**COMPITI DA SVOLGERE**
A – Nel brano sulla frode dell'olio, riscrivi in forma di elenco puntato il paragrafo che comincia con "L'olio ottenuto con questa tecnica", mantenendone i fatti principali.
B – Secondo il brano sulla frode dell'olio, di quanto è cresciuta la nuova produzione olivicola rispetto all'annata precedente?

Una innovativa tecnica di riconoscimento del dna dell’olio (analisi molecolare) ha consentito al Corpo forestale dello Stato di scoprire che in quelle bottiglie non c’era un prodotto “Made in Italy” ma un olio ottenuto mediante la miscelazione di oli presumibilmente extravergini provenienti anche da Paesi extra Ue quali la Siria, la Turchia, il Marocco e la Tunisia.

L’olio ottenuto con questa tecnica veniva successivamente imbottigliato e venduto sul mercato italiano e ad anche internazionale (in particolare negli Stati Uniti ed in Giappone) con l’etichetta “100% italiano“, configurando a tutti gli effetti una frode in danno al made in Italy. In seguito all’indagine (su aziende di Fasano, Grumo Appula e Monopoli e un laboratorio di certificazione) e la successiva scoperta sei persone sono risultate indagate per frode.

Il giro d’affari illecito è stimato in decine di milioni di euro, e rappresenta una macchia per tutto il settore che giusto qualche settimana fa aveva potuto gioire per i positivi riscontri relativi alla nuova produzione olivicola che ha fatto registrare un incremento di circa il 60% rispetto a quella della precedente annata (come da noi annunciato in questa news).

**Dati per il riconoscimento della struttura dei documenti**

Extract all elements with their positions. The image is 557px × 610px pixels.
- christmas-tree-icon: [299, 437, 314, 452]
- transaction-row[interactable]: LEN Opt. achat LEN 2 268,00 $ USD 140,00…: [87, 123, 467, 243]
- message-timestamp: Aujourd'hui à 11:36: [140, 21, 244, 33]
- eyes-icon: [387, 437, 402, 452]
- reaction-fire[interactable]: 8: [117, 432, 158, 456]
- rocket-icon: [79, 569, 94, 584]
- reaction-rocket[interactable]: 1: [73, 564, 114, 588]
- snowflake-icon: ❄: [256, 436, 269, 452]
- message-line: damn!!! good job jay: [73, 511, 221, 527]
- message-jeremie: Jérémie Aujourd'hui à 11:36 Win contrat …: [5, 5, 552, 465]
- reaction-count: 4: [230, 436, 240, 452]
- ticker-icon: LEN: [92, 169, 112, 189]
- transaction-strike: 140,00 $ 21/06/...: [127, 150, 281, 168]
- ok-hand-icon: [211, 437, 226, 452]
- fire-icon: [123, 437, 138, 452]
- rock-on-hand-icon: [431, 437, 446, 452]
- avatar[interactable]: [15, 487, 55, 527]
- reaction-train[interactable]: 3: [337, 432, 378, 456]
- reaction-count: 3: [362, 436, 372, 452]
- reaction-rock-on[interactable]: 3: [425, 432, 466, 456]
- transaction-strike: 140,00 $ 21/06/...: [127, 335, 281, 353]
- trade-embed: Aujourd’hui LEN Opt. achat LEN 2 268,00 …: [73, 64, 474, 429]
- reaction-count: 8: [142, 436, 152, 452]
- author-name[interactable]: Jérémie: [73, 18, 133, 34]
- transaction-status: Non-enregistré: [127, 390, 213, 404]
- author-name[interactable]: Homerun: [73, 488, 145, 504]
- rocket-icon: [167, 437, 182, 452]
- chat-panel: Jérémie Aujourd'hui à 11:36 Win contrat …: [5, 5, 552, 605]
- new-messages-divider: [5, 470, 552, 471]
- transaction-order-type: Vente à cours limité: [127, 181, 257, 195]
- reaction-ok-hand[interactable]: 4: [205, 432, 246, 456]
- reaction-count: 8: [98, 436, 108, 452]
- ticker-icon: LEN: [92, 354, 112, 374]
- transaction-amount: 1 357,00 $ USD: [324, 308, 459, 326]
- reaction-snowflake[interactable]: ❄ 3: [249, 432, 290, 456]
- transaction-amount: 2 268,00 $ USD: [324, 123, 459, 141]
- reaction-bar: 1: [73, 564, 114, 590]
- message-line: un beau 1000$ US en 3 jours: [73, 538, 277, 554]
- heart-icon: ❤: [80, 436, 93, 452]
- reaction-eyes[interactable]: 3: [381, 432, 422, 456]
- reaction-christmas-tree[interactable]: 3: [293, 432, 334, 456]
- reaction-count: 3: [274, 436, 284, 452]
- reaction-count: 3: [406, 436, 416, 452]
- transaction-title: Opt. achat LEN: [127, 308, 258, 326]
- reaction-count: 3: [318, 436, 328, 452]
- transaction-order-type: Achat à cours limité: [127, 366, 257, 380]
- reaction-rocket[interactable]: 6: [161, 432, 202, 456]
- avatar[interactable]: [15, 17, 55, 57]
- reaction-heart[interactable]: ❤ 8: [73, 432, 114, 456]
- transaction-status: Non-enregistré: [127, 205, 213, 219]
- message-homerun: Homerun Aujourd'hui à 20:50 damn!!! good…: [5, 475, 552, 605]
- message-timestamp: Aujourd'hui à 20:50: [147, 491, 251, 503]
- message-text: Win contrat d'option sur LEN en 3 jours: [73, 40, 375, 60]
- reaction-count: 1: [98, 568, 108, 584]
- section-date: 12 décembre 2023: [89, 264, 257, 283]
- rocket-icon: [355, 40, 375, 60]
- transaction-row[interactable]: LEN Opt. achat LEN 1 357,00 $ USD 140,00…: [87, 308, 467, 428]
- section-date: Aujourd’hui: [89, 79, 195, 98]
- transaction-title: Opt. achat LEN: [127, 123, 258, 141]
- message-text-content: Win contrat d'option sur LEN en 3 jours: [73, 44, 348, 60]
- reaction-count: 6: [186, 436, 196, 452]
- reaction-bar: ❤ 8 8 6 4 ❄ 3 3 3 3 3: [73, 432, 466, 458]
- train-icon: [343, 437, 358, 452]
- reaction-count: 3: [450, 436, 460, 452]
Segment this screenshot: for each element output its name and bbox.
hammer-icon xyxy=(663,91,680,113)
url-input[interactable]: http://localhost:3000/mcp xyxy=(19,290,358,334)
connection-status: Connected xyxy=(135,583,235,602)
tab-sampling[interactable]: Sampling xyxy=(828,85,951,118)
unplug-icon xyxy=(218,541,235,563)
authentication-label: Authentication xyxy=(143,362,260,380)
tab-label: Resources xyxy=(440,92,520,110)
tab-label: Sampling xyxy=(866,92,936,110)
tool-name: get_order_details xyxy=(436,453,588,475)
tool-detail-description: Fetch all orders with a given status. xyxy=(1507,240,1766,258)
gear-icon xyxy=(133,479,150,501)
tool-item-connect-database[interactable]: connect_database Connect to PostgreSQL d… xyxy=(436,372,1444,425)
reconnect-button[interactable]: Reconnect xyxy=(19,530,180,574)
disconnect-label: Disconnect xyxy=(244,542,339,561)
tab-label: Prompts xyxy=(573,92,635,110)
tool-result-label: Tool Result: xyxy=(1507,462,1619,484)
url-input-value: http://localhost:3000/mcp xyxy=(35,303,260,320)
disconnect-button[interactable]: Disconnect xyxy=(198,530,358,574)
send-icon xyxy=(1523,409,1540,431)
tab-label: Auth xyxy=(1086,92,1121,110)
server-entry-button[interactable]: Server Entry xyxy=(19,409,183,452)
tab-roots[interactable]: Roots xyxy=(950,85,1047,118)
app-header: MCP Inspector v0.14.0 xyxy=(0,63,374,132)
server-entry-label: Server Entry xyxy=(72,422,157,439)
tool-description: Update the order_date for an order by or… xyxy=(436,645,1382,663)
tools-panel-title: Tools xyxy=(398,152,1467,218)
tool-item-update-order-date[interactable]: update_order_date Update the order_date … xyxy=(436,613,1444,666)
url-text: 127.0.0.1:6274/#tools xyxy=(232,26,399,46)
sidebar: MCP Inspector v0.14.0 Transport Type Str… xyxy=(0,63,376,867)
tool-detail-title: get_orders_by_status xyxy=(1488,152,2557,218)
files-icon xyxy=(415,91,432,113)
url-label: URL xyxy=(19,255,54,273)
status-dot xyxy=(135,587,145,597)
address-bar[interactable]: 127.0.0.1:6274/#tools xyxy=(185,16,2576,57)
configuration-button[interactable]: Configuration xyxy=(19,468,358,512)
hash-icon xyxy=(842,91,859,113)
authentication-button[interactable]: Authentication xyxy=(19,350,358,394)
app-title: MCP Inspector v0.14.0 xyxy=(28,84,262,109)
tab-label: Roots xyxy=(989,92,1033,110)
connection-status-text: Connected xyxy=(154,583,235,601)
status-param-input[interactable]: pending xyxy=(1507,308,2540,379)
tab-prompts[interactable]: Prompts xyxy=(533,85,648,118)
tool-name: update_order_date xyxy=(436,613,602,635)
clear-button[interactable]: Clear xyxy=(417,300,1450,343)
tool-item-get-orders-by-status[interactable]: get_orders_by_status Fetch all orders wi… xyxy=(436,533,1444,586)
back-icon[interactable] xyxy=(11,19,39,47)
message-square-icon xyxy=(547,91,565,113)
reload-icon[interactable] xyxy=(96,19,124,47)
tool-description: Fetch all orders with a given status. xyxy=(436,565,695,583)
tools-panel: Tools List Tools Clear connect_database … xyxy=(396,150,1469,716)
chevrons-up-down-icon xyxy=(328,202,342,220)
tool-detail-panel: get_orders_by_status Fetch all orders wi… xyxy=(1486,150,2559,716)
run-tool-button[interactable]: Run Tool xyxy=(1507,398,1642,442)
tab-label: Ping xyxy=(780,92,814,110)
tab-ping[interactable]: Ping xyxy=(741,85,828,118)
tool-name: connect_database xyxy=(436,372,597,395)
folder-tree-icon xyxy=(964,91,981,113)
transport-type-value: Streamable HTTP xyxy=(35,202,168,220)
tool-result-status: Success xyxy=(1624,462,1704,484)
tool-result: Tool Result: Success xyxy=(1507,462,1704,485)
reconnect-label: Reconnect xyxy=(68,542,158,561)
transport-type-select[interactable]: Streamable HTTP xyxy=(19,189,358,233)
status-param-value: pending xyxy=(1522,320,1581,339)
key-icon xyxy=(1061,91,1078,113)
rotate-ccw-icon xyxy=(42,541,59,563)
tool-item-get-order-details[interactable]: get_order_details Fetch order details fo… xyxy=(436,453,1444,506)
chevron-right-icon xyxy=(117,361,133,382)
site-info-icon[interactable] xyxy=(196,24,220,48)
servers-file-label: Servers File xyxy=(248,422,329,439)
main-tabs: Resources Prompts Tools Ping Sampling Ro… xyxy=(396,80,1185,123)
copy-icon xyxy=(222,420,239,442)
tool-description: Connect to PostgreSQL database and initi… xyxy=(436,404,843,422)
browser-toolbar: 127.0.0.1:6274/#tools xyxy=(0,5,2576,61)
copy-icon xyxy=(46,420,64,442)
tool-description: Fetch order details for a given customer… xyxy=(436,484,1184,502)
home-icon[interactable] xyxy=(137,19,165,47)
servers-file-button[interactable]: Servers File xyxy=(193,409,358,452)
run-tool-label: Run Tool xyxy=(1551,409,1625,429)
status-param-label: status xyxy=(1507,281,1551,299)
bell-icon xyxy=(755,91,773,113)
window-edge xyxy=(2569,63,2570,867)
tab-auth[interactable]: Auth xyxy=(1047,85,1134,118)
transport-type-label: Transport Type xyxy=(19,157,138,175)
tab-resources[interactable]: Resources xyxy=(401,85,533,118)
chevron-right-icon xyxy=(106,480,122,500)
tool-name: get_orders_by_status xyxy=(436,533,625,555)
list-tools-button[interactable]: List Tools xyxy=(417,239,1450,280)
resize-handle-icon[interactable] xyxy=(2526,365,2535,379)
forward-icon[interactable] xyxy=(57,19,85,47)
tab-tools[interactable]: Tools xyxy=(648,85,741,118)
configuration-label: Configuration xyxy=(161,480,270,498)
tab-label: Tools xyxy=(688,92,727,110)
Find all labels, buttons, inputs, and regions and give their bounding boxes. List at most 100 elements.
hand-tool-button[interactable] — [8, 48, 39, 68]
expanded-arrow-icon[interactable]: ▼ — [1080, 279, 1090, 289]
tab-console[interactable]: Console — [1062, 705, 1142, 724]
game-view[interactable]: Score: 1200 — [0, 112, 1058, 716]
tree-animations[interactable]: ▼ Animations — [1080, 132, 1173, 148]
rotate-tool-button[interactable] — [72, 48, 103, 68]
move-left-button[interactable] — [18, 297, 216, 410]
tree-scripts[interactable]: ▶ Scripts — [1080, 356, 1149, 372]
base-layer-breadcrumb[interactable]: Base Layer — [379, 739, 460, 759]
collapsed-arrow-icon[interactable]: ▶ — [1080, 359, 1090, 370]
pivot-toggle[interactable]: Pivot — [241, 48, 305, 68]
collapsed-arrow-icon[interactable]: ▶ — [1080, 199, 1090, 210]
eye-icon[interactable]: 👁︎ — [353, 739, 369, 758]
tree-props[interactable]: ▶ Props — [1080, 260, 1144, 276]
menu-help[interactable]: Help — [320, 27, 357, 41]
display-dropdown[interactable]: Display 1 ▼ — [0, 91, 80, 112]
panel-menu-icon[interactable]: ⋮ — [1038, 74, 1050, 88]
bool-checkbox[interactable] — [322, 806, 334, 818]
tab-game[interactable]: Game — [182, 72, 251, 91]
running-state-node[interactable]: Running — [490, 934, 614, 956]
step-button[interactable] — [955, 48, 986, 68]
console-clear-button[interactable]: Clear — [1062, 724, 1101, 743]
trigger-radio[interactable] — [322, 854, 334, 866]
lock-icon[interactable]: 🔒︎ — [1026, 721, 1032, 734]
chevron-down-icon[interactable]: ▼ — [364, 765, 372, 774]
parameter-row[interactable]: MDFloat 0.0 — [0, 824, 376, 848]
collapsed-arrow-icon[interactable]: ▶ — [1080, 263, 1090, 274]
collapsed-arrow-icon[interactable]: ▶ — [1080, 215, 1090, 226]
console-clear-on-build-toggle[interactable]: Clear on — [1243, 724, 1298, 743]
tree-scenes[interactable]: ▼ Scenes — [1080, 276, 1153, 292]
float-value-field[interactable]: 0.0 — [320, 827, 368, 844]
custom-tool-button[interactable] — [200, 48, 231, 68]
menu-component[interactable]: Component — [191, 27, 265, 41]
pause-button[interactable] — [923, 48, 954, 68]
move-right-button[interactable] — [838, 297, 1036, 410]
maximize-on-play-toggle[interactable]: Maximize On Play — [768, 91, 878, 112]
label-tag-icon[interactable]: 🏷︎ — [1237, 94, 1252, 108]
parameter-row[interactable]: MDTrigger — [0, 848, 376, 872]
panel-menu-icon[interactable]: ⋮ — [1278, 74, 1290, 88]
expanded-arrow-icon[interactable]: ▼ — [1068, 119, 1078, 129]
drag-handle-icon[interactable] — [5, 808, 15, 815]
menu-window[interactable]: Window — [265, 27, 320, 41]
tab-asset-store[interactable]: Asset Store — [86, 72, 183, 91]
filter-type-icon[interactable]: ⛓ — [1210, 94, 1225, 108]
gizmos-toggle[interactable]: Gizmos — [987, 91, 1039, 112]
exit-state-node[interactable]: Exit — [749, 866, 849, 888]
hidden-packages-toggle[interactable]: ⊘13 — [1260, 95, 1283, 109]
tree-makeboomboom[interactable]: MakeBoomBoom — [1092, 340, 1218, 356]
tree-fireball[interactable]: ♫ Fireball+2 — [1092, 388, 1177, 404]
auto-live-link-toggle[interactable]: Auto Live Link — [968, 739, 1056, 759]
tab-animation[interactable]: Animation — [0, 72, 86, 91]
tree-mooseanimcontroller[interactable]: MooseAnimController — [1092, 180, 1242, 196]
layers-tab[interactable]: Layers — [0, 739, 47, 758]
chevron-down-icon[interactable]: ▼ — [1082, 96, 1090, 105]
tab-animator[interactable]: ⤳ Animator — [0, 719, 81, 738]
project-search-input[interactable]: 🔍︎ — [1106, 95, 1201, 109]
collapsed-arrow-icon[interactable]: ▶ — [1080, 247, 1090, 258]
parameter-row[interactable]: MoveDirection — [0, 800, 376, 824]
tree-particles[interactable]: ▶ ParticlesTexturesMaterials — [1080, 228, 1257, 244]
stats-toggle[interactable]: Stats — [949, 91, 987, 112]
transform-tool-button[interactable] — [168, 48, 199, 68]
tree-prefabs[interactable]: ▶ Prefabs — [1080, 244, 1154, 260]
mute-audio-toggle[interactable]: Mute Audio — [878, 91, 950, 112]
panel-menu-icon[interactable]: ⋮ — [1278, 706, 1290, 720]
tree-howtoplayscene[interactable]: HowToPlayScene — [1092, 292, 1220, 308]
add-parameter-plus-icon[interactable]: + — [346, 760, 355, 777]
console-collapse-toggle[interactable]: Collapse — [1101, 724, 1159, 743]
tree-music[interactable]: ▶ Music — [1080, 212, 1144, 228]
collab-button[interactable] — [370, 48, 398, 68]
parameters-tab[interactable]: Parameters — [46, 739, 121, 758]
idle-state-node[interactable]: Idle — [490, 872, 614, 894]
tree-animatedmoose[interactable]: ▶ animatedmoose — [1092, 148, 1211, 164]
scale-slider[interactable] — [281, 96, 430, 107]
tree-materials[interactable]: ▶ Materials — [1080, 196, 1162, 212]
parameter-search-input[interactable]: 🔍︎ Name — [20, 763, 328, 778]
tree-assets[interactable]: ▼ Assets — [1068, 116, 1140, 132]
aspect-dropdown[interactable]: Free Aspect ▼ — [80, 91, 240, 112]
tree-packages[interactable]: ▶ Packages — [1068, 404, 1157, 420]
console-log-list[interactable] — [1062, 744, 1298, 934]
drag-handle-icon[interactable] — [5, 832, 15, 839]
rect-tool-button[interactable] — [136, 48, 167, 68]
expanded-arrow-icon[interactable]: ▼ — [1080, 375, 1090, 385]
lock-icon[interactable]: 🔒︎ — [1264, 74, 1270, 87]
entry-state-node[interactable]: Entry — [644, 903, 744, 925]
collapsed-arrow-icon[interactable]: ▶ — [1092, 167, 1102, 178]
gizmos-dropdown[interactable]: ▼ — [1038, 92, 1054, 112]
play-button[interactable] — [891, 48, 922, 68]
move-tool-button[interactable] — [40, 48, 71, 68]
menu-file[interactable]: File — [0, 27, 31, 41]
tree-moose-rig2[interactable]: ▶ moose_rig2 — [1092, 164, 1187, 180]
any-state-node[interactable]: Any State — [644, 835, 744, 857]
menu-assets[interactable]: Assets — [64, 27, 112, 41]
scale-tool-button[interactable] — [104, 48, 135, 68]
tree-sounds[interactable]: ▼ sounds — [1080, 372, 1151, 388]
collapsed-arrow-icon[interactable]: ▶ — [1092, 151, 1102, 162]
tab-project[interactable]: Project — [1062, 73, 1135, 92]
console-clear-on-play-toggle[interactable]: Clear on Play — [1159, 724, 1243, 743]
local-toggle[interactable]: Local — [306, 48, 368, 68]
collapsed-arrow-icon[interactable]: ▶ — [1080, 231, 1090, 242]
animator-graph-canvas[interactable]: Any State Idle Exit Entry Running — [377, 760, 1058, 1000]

**SOLUZIONI**
A –
- L'olio miscelato veniva imbottigliato e venduto in Italia e all'estero, soprattutto negli Stati Uniti e in Giappone.
- Sull'etichetta compariva la dicitura "100% italiano", una vera frode ai danni del made in Italy.
- L'indagine ha riguardato aziende di Fasano, Grumo Appula e Monopoli e un laboratorio di certificazione.
- Sei persone sono indagate per frode.

B – Di circa il 60%.